Goal
Quote all of the entries word for word.

--- START OF Task input ---

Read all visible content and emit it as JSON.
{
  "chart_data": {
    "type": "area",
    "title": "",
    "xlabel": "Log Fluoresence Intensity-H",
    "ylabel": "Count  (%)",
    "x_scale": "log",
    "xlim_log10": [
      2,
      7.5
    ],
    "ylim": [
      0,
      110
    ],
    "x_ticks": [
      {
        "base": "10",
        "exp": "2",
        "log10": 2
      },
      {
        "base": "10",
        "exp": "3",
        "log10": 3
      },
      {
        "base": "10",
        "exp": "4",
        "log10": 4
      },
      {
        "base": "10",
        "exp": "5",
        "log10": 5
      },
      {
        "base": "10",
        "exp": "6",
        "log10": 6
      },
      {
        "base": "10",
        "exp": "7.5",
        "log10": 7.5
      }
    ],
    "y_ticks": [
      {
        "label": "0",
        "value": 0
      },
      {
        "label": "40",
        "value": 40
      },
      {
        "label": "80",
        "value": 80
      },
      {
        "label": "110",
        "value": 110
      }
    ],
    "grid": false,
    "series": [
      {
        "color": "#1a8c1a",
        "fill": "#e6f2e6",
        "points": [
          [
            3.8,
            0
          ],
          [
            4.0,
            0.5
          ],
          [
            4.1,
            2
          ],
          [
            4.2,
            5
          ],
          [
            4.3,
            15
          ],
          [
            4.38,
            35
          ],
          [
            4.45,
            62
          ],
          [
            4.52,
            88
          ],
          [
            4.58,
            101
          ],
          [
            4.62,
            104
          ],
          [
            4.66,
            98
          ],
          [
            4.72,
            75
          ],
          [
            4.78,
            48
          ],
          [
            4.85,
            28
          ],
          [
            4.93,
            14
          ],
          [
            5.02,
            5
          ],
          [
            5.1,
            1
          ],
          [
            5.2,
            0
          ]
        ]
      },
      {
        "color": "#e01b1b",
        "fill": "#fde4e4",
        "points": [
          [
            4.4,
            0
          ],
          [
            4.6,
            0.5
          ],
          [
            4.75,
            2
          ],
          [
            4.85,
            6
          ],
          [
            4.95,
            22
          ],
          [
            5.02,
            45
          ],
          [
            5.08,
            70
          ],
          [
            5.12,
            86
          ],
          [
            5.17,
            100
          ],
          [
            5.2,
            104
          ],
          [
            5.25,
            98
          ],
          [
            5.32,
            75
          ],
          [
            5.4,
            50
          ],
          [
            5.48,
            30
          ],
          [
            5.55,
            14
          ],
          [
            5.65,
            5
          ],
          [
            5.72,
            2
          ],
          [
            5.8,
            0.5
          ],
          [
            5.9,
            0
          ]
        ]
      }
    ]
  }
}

--- END OF Task input ---

Completed task
Read all visible content and emit it as JSON.
{
  "chart_data": {
    "type": "area",
    "title": "",
    "xlabel": "Log Fluoresence Intensity-H",
    "ylabel": "Count  (%)",
    "x_scale": "log",
    "xlim_log10": [
      2,
      7.5
    ],
    "ylim": [
      0,
      110
    ],
    "x_ticks": [
      {
        "base": "10",
        "exp": "2",
        "log10": 2
      },
      {
        "base": "10",
        "exp": "3",
        "log10": 3
      },
      {
        "base": "10",
        "exp": "4",
        "log10": 4
      },
      {
        "base": "10",
        "exp": "5",
        "log10": 5
      },
      {
        "base": "10",
        "exp": "6",
        "log10": 6
      },
      {
        "base": "10",
        "exp": "7.5",
        "log10": 7.5
      }
    ],
    "y_ticks": [
      {
        "label": "0",
        "value": 0
      },
      {
        "label": "40",
        "value": 40
      },
      {
        "label": "80",
        "value": 80
      },
      {
        "label": "110",
        "value": 110
      }
    ],
    "grid": false,
    "series": [
      {
        "color": "#1a8c1a",
        "fill": "#e6f2e6",
        "points": [
          [
            3.8,
            0
          ],
          [
            4.0,
            0.5
          ],
          [
            4.1,
            2
          ],
          [
            4.2,
            5
          ],
          [
            4.3,
            15
          ],
          [
            4.38,
            35
          ],
          [
            4.45,
            62
          ],
          [
            4.52,
            88
          ],
          [
            4.58,
            101
          ],
          [
            4.62,
            104
          ],
          [
            4.66,
            98
          ],
          [
            4.72,
            75
          ],
          [
            4.78,
            48
          ],
          [
            4.85,
            28
          ],
          [
            4.93,
            14
          ],
          [
            5.02,
            5
          ],
          [
            5.1,
            1
          ],
          [
            5.2,
            0
          ]
        ]
      },
      {
        "color": "#e01b1b",
        "fill": "#fde4e4",
        "points": [
          [
            4.4,
            0
          ],
          [
            4.6,
            0.5
          ],
          [
            4.75,
            2
          ],
          [
            4.85,
            6
          ],
          [
            4.95,
            22
          ],
          [
            5.02,
            45
          ],
          [
            5.08,
            70
          ],
          [
            5.12,
            86
          ],
          [
            5.17,
            100
          ],
          [
            5.2,
            104
          ],
          [
            5.25,
            98
          ],
          [
            5.32,
            75
          ],
          [
            5.4,
            50
          ],
          [
            5.48,
            30
          ],
          [
            5.55,
            14
          ],
          [
            5.65,
            5
          ],
          [
            5.72,
            2
          ],
          [
            5.8,
            0.5
          ],
          [
            5.9,
            0
          ]
        ]
      }
    ]
  }
}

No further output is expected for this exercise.